start Dataset records
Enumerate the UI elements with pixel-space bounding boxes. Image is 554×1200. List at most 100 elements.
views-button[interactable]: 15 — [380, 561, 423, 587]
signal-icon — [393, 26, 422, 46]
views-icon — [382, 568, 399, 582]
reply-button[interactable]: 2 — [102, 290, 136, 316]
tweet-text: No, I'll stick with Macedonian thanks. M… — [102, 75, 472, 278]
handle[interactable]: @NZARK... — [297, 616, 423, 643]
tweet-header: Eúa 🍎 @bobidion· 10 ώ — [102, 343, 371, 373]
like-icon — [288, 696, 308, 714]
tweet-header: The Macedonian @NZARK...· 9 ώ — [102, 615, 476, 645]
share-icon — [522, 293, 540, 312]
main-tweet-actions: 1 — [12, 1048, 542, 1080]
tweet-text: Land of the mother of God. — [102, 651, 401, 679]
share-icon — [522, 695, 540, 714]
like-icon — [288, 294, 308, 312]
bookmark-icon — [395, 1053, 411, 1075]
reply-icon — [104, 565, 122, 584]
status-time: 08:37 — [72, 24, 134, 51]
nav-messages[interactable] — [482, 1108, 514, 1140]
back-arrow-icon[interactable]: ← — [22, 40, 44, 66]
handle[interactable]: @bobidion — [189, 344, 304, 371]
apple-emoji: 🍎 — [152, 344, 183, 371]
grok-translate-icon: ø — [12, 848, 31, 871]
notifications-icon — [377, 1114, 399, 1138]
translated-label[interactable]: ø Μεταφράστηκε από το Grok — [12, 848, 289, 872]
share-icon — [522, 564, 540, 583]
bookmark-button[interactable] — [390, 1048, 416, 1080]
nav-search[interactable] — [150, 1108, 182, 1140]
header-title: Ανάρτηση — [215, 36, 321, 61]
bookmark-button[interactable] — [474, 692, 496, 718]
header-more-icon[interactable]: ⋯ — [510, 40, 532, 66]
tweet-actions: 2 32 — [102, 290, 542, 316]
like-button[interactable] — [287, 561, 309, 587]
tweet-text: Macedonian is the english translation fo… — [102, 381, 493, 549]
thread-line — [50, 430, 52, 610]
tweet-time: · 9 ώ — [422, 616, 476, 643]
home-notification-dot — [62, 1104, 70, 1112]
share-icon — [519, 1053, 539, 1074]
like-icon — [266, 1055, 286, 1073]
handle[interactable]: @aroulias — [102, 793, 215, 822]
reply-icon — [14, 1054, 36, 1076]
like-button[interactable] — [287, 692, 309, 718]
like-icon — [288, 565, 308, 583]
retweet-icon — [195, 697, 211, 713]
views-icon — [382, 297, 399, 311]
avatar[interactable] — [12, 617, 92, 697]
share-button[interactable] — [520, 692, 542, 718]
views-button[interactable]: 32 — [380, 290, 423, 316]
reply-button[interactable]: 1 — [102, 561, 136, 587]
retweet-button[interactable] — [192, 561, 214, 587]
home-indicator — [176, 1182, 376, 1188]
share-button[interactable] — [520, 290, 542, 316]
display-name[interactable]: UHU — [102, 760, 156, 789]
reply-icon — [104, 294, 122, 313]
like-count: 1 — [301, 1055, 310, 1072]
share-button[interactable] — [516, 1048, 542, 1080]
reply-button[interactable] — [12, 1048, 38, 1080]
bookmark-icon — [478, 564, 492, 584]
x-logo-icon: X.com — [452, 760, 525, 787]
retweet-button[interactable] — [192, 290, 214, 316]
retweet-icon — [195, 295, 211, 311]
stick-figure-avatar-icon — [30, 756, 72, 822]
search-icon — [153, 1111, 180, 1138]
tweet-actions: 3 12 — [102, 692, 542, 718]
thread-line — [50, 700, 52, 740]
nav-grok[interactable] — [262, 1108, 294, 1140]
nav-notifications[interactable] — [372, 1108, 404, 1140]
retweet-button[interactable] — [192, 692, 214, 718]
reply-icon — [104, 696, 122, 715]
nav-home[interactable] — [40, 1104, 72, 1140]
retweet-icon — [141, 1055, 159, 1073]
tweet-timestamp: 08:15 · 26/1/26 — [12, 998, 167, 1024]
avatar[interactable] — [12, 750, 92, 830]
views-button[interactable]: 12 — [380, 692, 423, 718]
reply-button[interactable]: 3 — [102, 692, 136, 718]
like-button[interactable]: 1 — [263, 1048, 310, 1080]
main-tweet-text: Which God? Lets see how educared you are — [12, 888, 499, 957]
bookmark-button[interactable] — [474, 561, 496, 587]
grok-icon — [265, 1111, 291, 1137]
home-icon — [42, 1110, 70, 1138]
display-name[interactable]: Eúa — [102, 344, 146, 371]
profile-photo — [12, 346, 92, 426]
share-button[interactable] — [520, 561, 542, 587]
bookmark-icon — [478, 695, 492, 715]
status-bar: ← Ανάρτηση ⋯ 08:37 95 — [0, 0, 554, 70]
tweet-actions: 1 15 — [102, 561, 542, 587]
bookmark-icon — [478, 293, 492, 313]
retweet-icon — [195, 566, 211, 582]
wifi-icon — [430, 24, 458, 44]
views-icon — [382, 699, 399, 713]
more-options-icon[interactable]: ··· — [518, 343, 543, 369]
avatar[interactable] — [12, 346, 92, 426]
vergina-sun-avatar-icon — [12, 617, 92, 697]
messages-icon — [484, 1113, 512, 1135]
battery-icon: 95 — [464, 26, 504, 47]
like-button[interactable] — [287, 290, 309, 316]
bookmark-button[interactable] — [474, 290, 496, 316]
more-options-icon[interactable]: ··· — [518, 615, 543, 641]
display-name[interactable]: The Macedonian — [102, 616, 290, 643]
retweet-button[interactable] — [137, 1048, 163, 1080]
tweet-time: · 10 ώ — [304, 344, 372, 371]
end Dataset records
Update the records above by replacing every "bookmark-icon" with "save-icon", leaving all other text unchanged.

Enumerate the UI elements with pixel-space bounding boxes. Image is 554×1200. List at most 100 elements.
views-button[interactable]: 15 — [380, 561, 423, 587]
signal-icon — [393, 26, 422, 46]
views-icon — [382, 568, 399, 582]
reply-button[interactable]: 2 — [102, 290, 136, 316]
tweet-text: No, I'll stick with Macedonian thanks. M… — [102, 75, 472, 278]
handle[interactable]: @NZARK... — [297, 616, 423, 643]
tweet-header: Eúa 🍎 @bobidion· 10 ώ — [102, 343, 371, 373]
like-icon — [288, 696, 308, 714]
tweet-header: The Macedonian @NZARK...· 9 ώ — [102, 615, 476, 645]
share-icon — [522, 293, 540, 312]
main-tweet-actions: 1 — [12, 1048, 542, 1080]
tweet-text: Land of the mother of God. — [102, 651, 401, 679]
share-icon — [522, 695, 540, 714]
like-icon — [288, 294, 308, 312]
save-icon — [395, 1053, 411, 1075]
reply-icon — [104, 565, 122, 584]
status-time: 08:37 — [72, 24, 134, 51]
nav-messages[interactable] — [482, 1108, 514, 1140]
back-arrow-icon[interactable]: ← — [22, 40, 44, 66]
handle[interactable]: @bobidion — [189, 344, 304, 371]
apple-emoji: 🍎 — [152, 344, 183, 371]
grok-translate-icon: ø — [12, 848, 31, 871]
notifications-icon — [377, 1114, 399, 1138]
translated-label[interactable]: ø Μεταφράστηκε από το Grok — [12, 848, 289, 872]
share-icon — [522, 564, 540, 583]
bookmark-button[interactable] — [390, 1048, 416, 1080]
nav-search[interactable] — [150, 1108, 182, 1140]
header-title: Ανάρτηση — [215, 36, 321, 61]
bookmark-button[interactable] — [474, 692, 496, 718]
header-more-icon[interactable]: ⋯ — [510, 40, 532, 66]
tweet-actions: 2 32 — [102, 290, 542, 316]
like-button[interactable] — [287, 561, 309, 587]
tweet-text: Macedonian is the english translation fo… — [102, 381, 493, 549]
thread-line — [50, 430, 52, 610]
tweet-time: · 9 ώ — [422, 616, 476, 643]
home-notification-dot — [62, 1104, 70, 1112]
share-icon — [519, 1053, 539, 1074]
like-icon — [266, 1055, 286, 1073]
handle[interactable]: @aroulias — [102, 793, 215, 822]
reply-icon — [14, 1054, 36, 1076]
like-button[interactable] — [287, 692, 309, 718]
like-icon — [288, 565, 308, 583]
retweet-icon — [195, 697, 211, 713]
views-icon — [382, 297, 399, 311]
avatar[interactable] — [12, 617, 92, 697]
share-button[interactable] — [520, 692, 542, 718]
views-button[interactable]: 32 — [380, 290, 423, 316]
reply-button[interactable]: 1 — [102, 561, 136, 587]
retweet-button[interactable] — [192, 561, 214, 587]
home-indicator — [176, 1182, 376, 1188]
share-button[interactable] — [520, 290, 542, 316]
display-name[interactable]: UHU — [102, 760, 156, 789]
reply-icon — [104, 294, 122, 313]
like-count: 1 — [301, 1055, 310, 1072]
share-button[interactable] — [516, 1048, 542, 1080]
reply-button[interactable] — [12, 1048, 38, 1080]
save-icon — [478, 564, 492, 584]
x-logo-icon: X.com — [452, 760, 525, 787]
retweet-button[interactable] — [192, 290, 214, 316]
retweet-icon — [195, 295, 211, 311]
stick-figure-avatar-icon — [30, 756, 72, 822]
search-icon — [153, 1111, 180, 1138]
tweet-actions: 3 12 — [102, 692, 542, 718]
thread-line — [50, 700, 52, 740]
nav-grok[interactable] — [262, 1108, 294, 1140]
nav-notifications[interactable] — [372, 1108, 404, 1140]
retweet-button[interactable] — [192, 692, 214, 718]
reply-icon — [104, 696, 122, 715]
nav-home[interactable] — [40, 1104, 72, 1140]
retweet-icon — [141, 1055, 159, 1073]
tweet-timestamp: 08:15 · 26/1/26 — [12, 998, 167, 1024]
avatar[interactable] — [12, 750, 92, 830]
views-button[interactable]: 12 — [380, 692, 423, 718]
reply-button[interactable]: 3 — [102, 692, 136, 718]
like-button[interactable]: 1 — [263, 1048, 310, 1080]
main-tweet-text: Which God? Lets see how educared you are — [12, 888, 499, 957]
bookmark-button[interactable] — [474, 561, 496, 587]
grok-icon — [265, 1111, 291, 1137]
home-icon — [42, 1110, 70, 1138]
display-name[interactable]: Eúa — [102, 344, 146, 371]
profile-photo — [12, 346, 92, 426]
share-button[interactable] — [520, 561, 542, 587]
save-icon — [478, 695, 492, 715]
status-bar: ← Ανάρτηση ⋯ 08:37 95 — [0, 0, 554, 70]
tweet-actions: 1 15 — [102, 561, 542, 587]
save-icon — [478, 293, 492, 313]
retweet-icon — [195, 566, 211, 582]
wifi-icon — [430, 24, 458, 44]
views-icon — [382, 699, 399, 713]
more-options-icon[interactable]: ··· — [518, 343, 543, 369]
avatar[interactable] — [12, 346, 92, 426]
vergina-sun-avatar-icon — [12, 617, 92, 697]
messages-icon — [484, 1113, 512, 1135]
battery-icon: 95 — [464, 26, 504, 47]
like-button[interactable] — [287, 290, 309, 316]
bookmark-button[interactable] — [474, 290, 496, 316]
more-options-icon[interactable]: ··· — [518, 615, 543, 641]
display-name[interactable]: The Macedonian — [102, 616, 290, 643]
retweet-button[interactable] — [137, 1048, 163, 1080]
tweet-time: · 10 ώ — [304, 344, 372, 371]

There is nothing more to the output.